→ **To be done**
Retype every line of the material without changes, from the line containing "220, 1300, 244]" down to the line containing "504, 1329, 576]", including both of those lines.

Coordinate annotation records
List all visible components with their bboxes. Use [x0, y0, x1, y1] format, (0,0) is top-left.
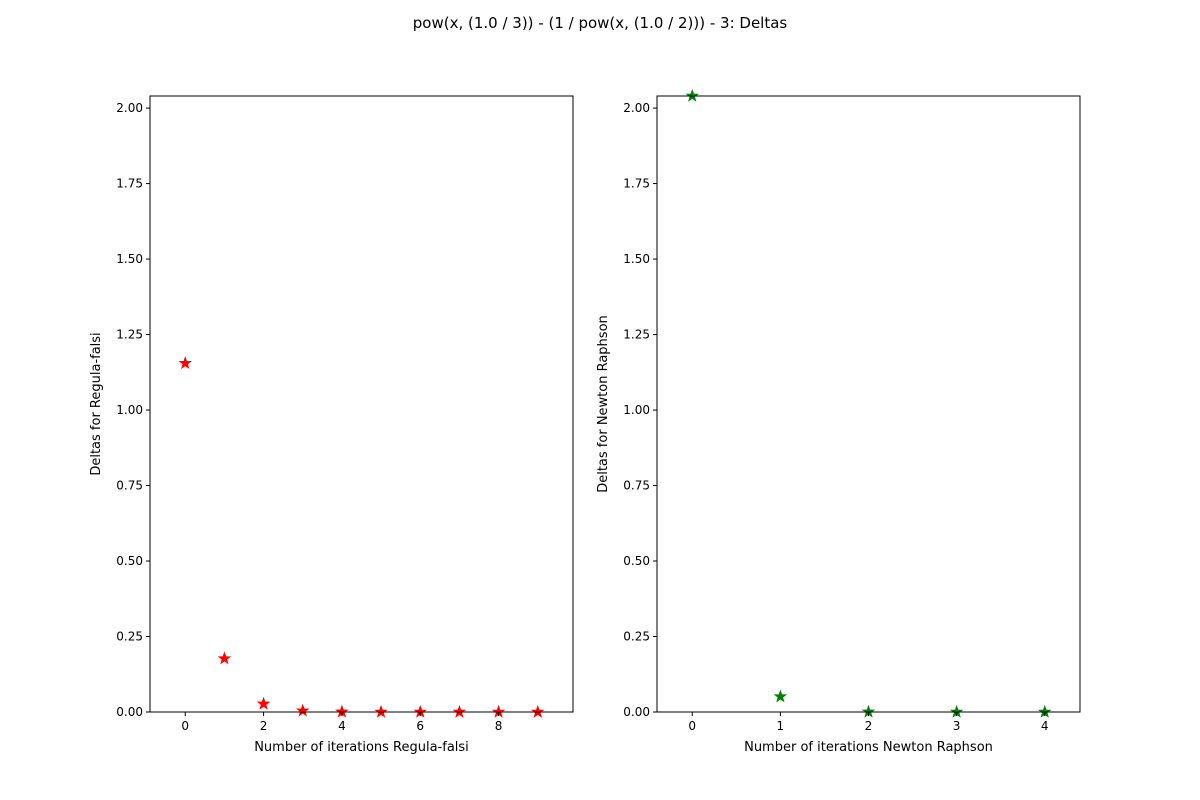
newton-y-tick-label: 1.75 [623, 177, 650, 191]
regula-y-tick-label: 0.75 [116, 479, 143, 493]
regula-data-point [295, 703, 310, 717]
regula-y-tick-label: 0.25 [116, 630, 143, 644]
regula-y-tick-label: 0.50 [116, 554, 143, 568]
newton-y-tick-label: 1.00 [623, 403, 650, 417]
regula-data-point [374, 704, 388, 718]
regula-data-point [217, 651, 232, 665]
regula-data-point [452, 704, 467, 718]
newton-x-tick-label: 1 [777, 719, 785, 733]
newton-x-tick-label: 2 [865, 719, 873, 733]
regula-x-tick-label: 0 [181, 719, 189, 733]
newton-y-tick-label: 0.25 [623, 630, 650, 644]
newton-data-point [685, 88, 700, 102]
newton-data-point [773, 689, 788, 703]
newton-x-tick-label: 4 [1041, 719, 1049, 733]
regula-axes-frame [149, 95, 574, 713]
regula-y-tick-label: 1.00 [116, 403, 143, 417]
newton-x-axis-label: Number of iterations Newton Raphson [744, 740, 993, 755]
regula-x-tick-label: 4 [338, 719, 346, 733]
newton-raphson-subplot: 0 1 2 3 4 0.00 0.25 0.50 0.75 1.00 1.25 1.50 1.75 2.0… [596, 88, 1081, 755]
newton-y-tick-label: 0.75 [623, 479, 650, 493]
newton-x-tick-label: 3 [953, 719, 961, 733]
regula-data-point [256, 696, 271, 710]
newton-y-tick-label: 0.00 [623, 705, 650, 719]
figure-title: pow(x, (1.0 / 3)) - (1 / pow(x, (1.0 / 2… [413, 14, 788, 32]
regula-data-point [530, 704, 545, 718]
regula-y-tick-label: 0.00 [116, 705, 143, 719]
newton-y-tick-label: 1.25 [623, 328, 650, 342]
regula-y-tick-label: 1.75 [116, 177, 143, 191]
newton-y-tick-label: 1.50 [623, 252, 650, 266]
regula-falsi-subplot: 0 2 4 6 8 0.00 0.25 0.50 0.75 1.00 1.25 1.50 1.75 2.0… [89, 95, 574, 755]
regula-y-axis-label: Deltas for Regula-falsi [89, 332, 104, 475]
regula-x-axis-label: Number of iterations Regula-falsi [254, 740, 469, 755]
regula-data-point [178, 356, 193, 369]
newton-y-axis-label: Deltas for Newton Raphson [596, 315, 611, 493]
regula-x-tick-label: 2 [260, 719, 268, 733]
newton-y-tick-label: 0.50 [623, 554, 650, 568]
regula-x-tick-label: 6 [416, 719, 424, 733]
newton-x-tick-label: 0 [688, 719, 696, 733]
regula-y-tick-label: 1.25 [116, 328, 143, 342]
newton-y-tick-label: 2.00 [623, 101, 650, 115]
regula-y-tick-label: 1.50 [116, 252, 143, 266]
regula-y-tick-label: 2.00 [116, 101, 143, 115]
regula-x-tick-label: 8 [495, 719, 503, 733]
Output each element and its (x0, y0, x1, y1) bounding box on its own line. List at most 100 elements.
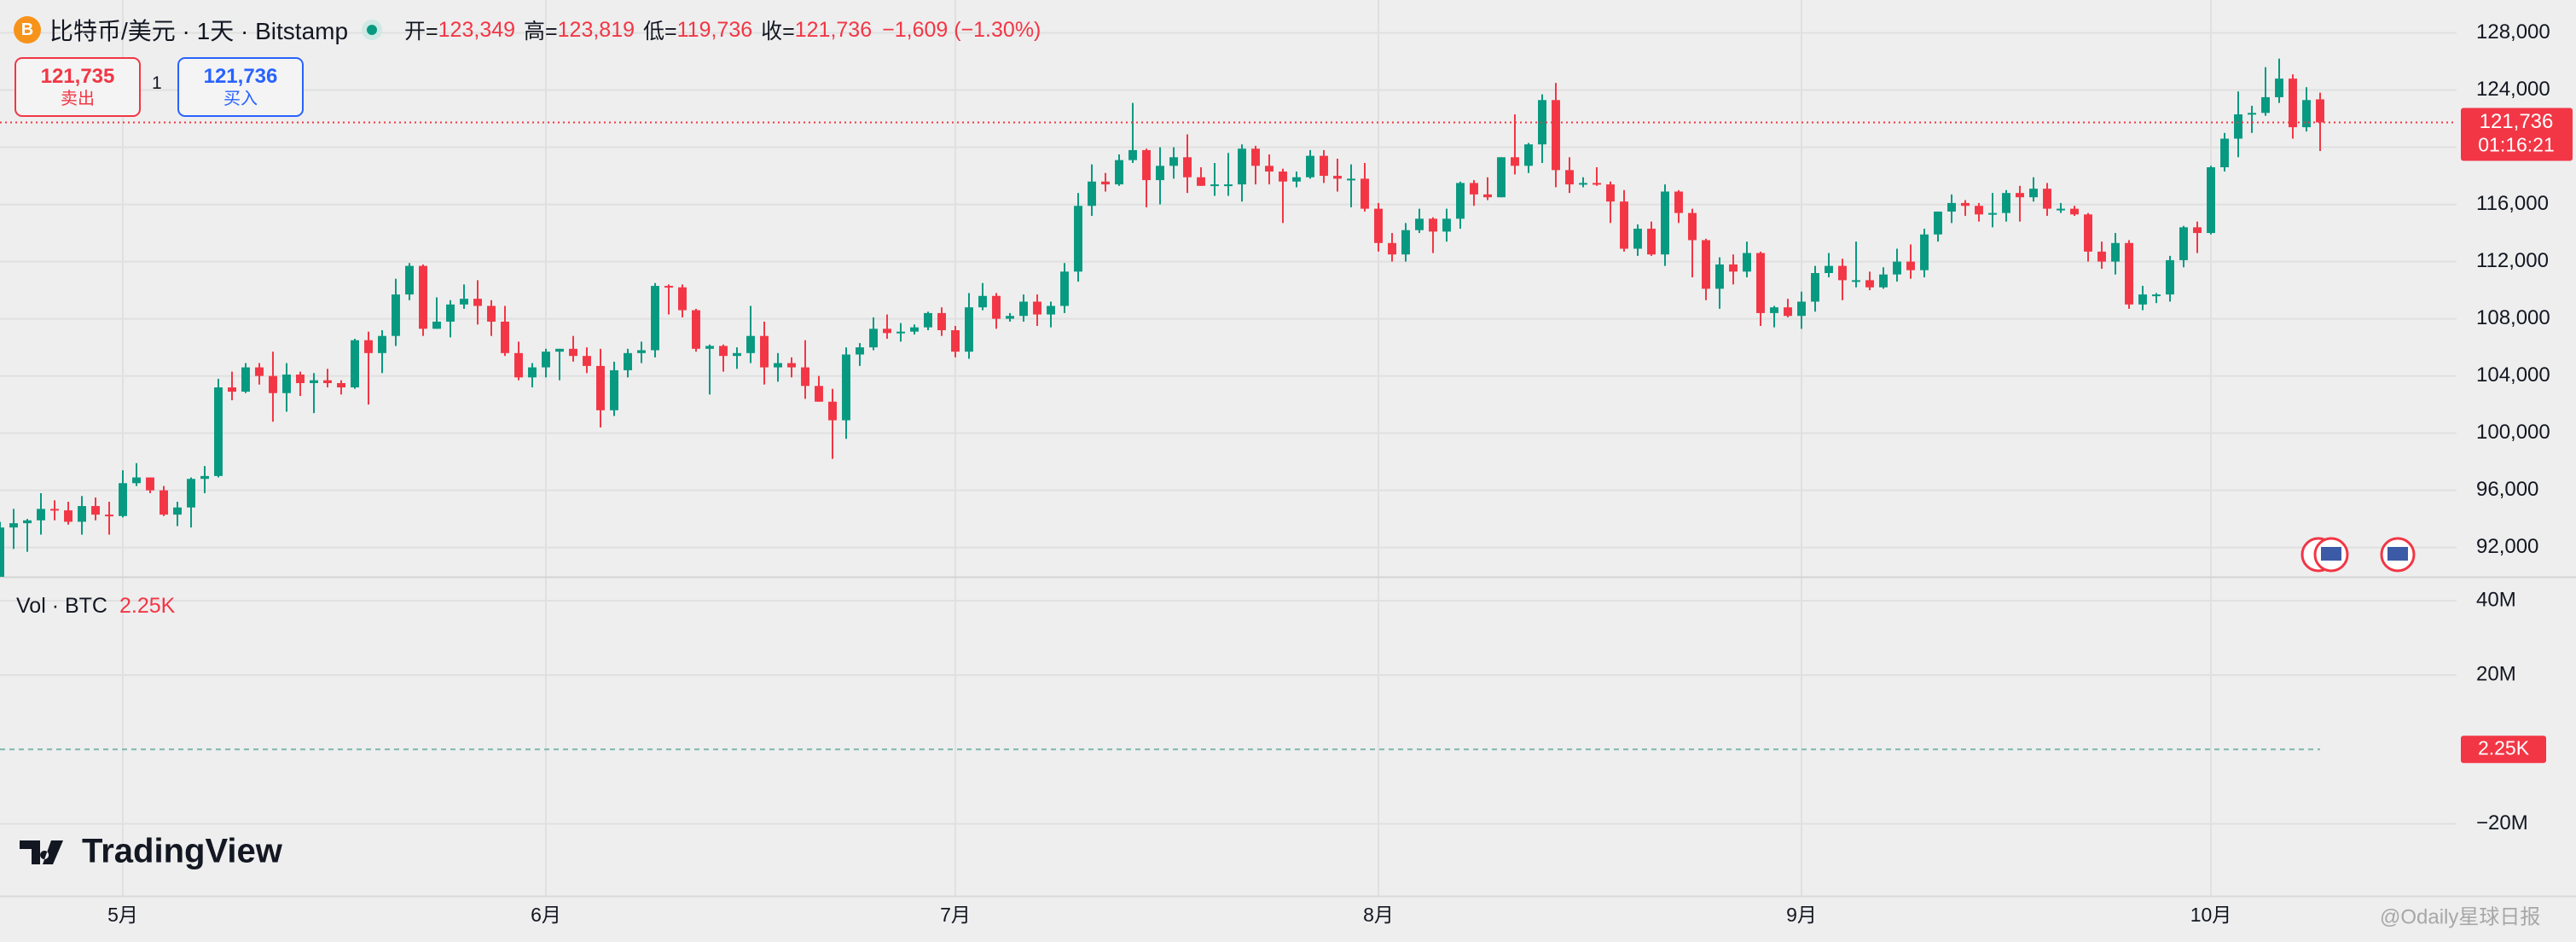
candle-body (446, 304, 455, 322)
candle-body (2097, 251, 2106, 262)
candle-body (678, 287, 687, 311)
candle-body (460, 299, 468, 305)
candle-body (1388, 242, 1396, 255)
x-tick-label: 10月 (2190, 904, 2232, 926)
candle-body (1756, 253, 1765, 313)
candle-body (869, 329, 878, 348)
overlay: 5月 6月 7月 8月 9月 10月 92,000 96,000 100,000 104,000 1… (0, 20, 2573, 926)
candle-body (787, 363, 796, 368)
candle-body (78, 506, 86, 522)
y-tick-label: 96,000 (2476, 478, 2538, 501)
candle-body (1128, 149, 1137, 160)
sell-button[interactable]: 121,735 卖出 (15, 57, 141, 117)
symbol[interactable]: 比特币/美元 · 1天 · Bitstamp (49, 18, 349, 44)
watermark: @Odaily星球日报 (2380, 905, 2540, 928)
logo: TradingView (20, 833, 283, 870)
candle-body (228, 387, 236, 392)
candle-body (0, 527, 4, 577)
candle-body (173, 507, 182, 515)
volume-label: 2.25K (2478, 736, 2530, 759)
candle-body (1415, 218, 1424, 230)
candle-body (2220, 138, 2229, 168)
candle-body (1620, 201, 1628, 249)
candle-body (1074, 206, 1082, 272)
ohlc-value: 123,819 (557, 17, 635, 42)
buy-price: 121,736 (203, 65, 278, 88)
x-tick-label: 7月 (940, 904, 971, 926)
y-tick-label: 108,000 (2476, 306, 2550, 329)
candle-body (569, 348, 577, 357)
candle-body (1975, 206, 1983, 215)
candle-body (760, 335, 769, 368)
candle-body (1743, 253, 1751, 272)
candle-body (1142, 149, 1151, 181)
y-tick-label: 116,000 (2476, 192, 2549, 215)
x-tick-label: 6月 (531, 904, 561, 926)
candle-body (1838, 265, 1847, 281)
candle-body (419, 265, 427, 329)
x-tick-label: 8月 (1363, 904, 1394, 926)
candle-body (1920, 234, 1929, 270)
countdown: 01:16:21 (2478, 134, 2555, 156)
candle-body (337, 382, 345, 388)
candle-body (2138, 294, 2147, 305)
candle-body (528, 367, 537, 378)
candle-body (2029, 189, 2038, 198)
last-price-box (2461, 108, 2573, 161)
candle-body (2316, 99, 2324, 123)
candle-body (105, 515, 113, 517)
candle-body (1688, 212, 1697, 241)
sell-price: 121,735 (40, 65, 115, 88)
candle-body (1306, 155, 1314, 177)
candle-body (978, 295, 987, 308)
candle-body (119, 483, 127, 516)
y-tick-label: 104,000 (2476, 363, 2550, 387)
candle-body (1524, 144, 1533, 166)
candle-body (733, 352, 741, 357)
candle-body (2275, 78, 2283, 97)
event-icons (2300, 537, 2416, 573)
candle-body (1265, 166, 1273, 172)
candle-body (1797, 301, 1806, 317)
candle-body (705, 346, 714, 349)
candle-body (2193, 227, 2202, 234)
change: −1,609 (−1.30%) (882, 17, 1041, 42)
candle-body (1251, 148, 1260, 166)
candle-body (1224, 184, 1233, 187)
candle-body (1511, 157, 1519, 166)
candle-body (542, 352, 550, 368)
candle-body (514, 352, 523, 378)
candle-body (200, 475, 209, 480)
y-tick-label: 100,000 (2476, 421, 2550, 444)
candles (0, 58, 2324, 577)
candle-body (610, 369, 618, 410)
candle-body (1729, 264, 1738, 272)
candle-body (937, 312, 946, 331)
candle-body (1210, 184, 1219, 187)
candle-body (1715, 264, 1724, 289)
candle-body (2179, 227, 2188, 260)
candle-body (405, 265, 414, 295)
candle-body (1497, 157, 1506, 198)
y-tick-label: 92,000 (2476, 535, 2538, 558)
ohlc-value: 119,736 (676, 17, 753, 42)
candle-body (1606, 184, 1615, 202)
candle-body (378, 335, 386, 353)
candle-body (719, 346, 728, 357)
candle-body (555, 348, 564, 352)
candle-body (1661, 191, 1669, 255)
candle-body (1988, 212, 1997, 215)
candle-body (146, 477, 154, 491)
buy-label: 买入 (223, 90, 258, 108)
candle-body (2111, 242, 2120, 262)
ohlc-key: 开= (404, 20, 438, 44)
candle-body (1442, 218, 1451, 232)
candle-body (965, 307, 973, 352)
candle-body (255, 367, 264, 376)
candle-body (2207, 167, 2215, 234)
candle-body (924, 312, 932, 328)
candle-body (1347, 178, 1355, 181)
buy-button[interactable]: 121,736 买入 (177, 57, 304, 117)
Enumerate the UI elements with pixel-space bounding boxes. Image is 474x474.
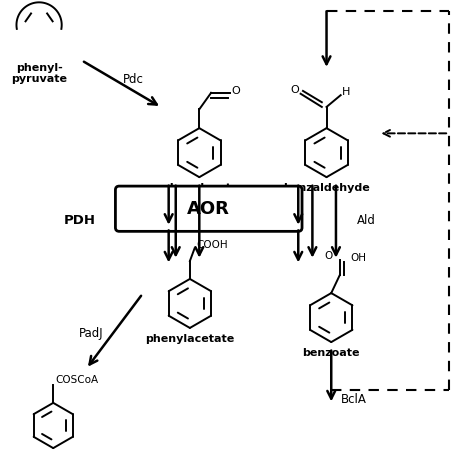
Text: O: O (231, 86, 240, 96)
Text: BclA: BclA (341, 393, 366, 406)
Text: O: O (325, 251, 333, 261)
Text: COOH: COOH (196, 240, 228, 250)
Text: PadJ: PadJ (79, 327, 104, 340)
Text: H: H (342, 87, 350, 97)
Text: AOR: AOR (187, 200, 230, 218)
Text: OH: OH (350, 253, 366, 263)
Text: Pdc: Pdc (123, 73, 144, 86)
Text: COSCoA: COSCoA (55, 375, 99, 385)
Text: PDH: PDH (64, 214, 96, 227)
Text: benzaldehyde: benzaldehyde (283, 183, 370, 193)
Text: phenylacet-
aldehyde: phenylacet- aldehyde (163, 183, 236, 204)
Text: Ald: Ald (357, 214, 376, 227)
Text: phenyl-
pyruvate: phenyl- pyruvate (11, 63, 67, 84)
Text: phenylacetate: phenylacetate (145, 334, 235, 344)
FancyBboxPatch shape (116, 186, 302, 231)
Text: O: O (290, 85, 299, 95)
Text: benzoate: benzoate (302, 348, 360, 358)
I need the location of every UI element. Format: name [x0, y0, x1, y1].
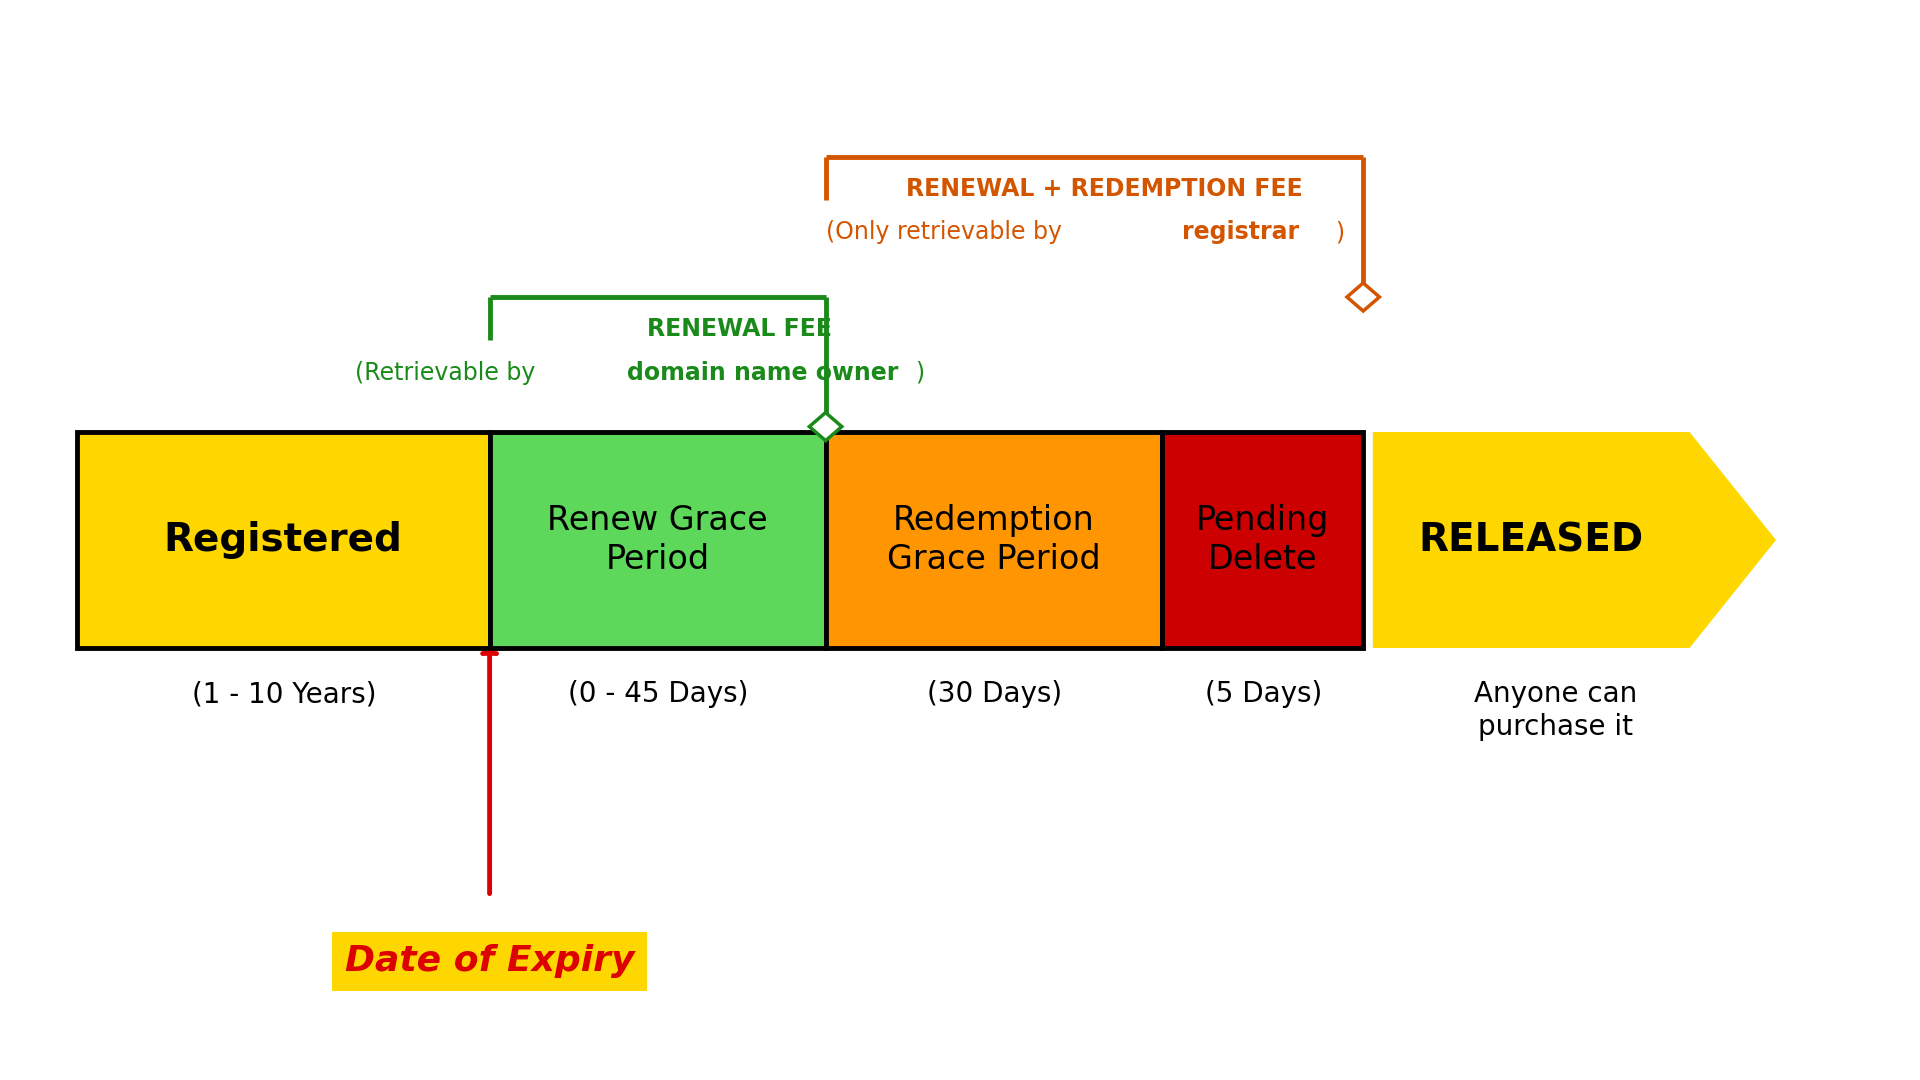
Text: registrar: registrar	[1183, 220, 1300, 244]
Text: Renew Grace
Period: Renew Grace Period	[547, 504, 768, 576]
Polygon shape	[1373, 432, 1776, 648]
Text: RENEWAL + REDEMPTION FEE: RENEWAL + REDEMPTION FEE	[906, 177, 1302, 201]
Text: (Only retrievable by: (Only retrievable by	[826, 220, 1069, 244]
Text: (Retrievable by: (Retrievable by	[355, 361, 543, 384]
Text: (1 - 10 Years): (1 - 10 Years)	[192, 680, 376, 708]
FancyBboxPatch shape	[826, 432, 1162, 648]
Text: ): )	[916, 361, 924, 384]
Text: (0 - 45 Days): (0 - 45 Days)	[568, 680, 749, 708]
Text: Redemption
Grace Period: Redemption Grace Period	[887, 504, 1100, 576]
Text: ): )	[1334, 220, 1344, 244]
Text: RELEASED: RELEASED	[1419, 521, 1644, 559]
Text: Anyone can
purchase it: Anyone can purchase it	[1473, 680, 1638, 741]
Text: Registered: Registered	[163, 521, 403, 559]
Text: Pending
Delete: Pending Delete	[1196, 504, 1329, 576]
Text: Date of Expiry: Date of Expiry	[346, 944, 634, 978]
Text: (5 Days): (5 Days)	[1204, 680, 1323, 708]
FancyBboxPatch shape	[490, 432, 826, 648]
FancyBboxPatch shape	[1162, 432, 1363, 648]
Text: domain name owner: domain name owner	[626, 361, 899, 384]
Text: (30 Days): (30 Days)	[927, 680, 1062, 708]
Polygon shape	[810, 413, 841, 441]
Text: RENEWAL FEE: RENEWAL FEE	[647, 318, 831, 341]
Polygon shape	[1348, 283, 1379, 311]
FancyBboxPatch shape	[77, 432, 490, 648]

→ **Full answer**
Text: registrar: registrar	[1183, 220, 1300, 244]
Text: Renew Grace
Period: Renew Grace Period	[547, 504, 768, 576]
Polygon shape	[1373, 432, 1776, 648]
Text: RENEWAL + REDEMPTION FEE: RENEWAL + REDEMPTION FEE	[906, 177, 1302, 201]
Text: (Only retrievable by: (Only retrievable by	[826, 220, 1069, 244]
Text: (Retrievable by: (Retrievable by	[355, 361, 543, 384]
Text: (1 - 10 Years): (1 - 10 Years)	[192, 680, 376, 708]
FancyBboxPatch shape	[826, 432, 1162, 648]
Text: ): )	[916, 361, 924, 384]
Text: (0 - 45 Days): (0 - 45 Days)	[568, 680, 749, 708]
Text: Redemption
Grace Period: Redemption Grace Period	[887, 504, 1100, 576]
Text: ): )	[1334, 220, 1344, 244]
Text: RELEASED: RELEASED	[1419, 521, 1644, 559]
Text: Anyone can
purchase it: Anyone can purchase it	[1473, 680, 1638, 741]
Text: Registered: Registered	[163, 521, 403, 559]
Text: Pending
Delete: Pending Delete	[1196, 504, 1329, 576]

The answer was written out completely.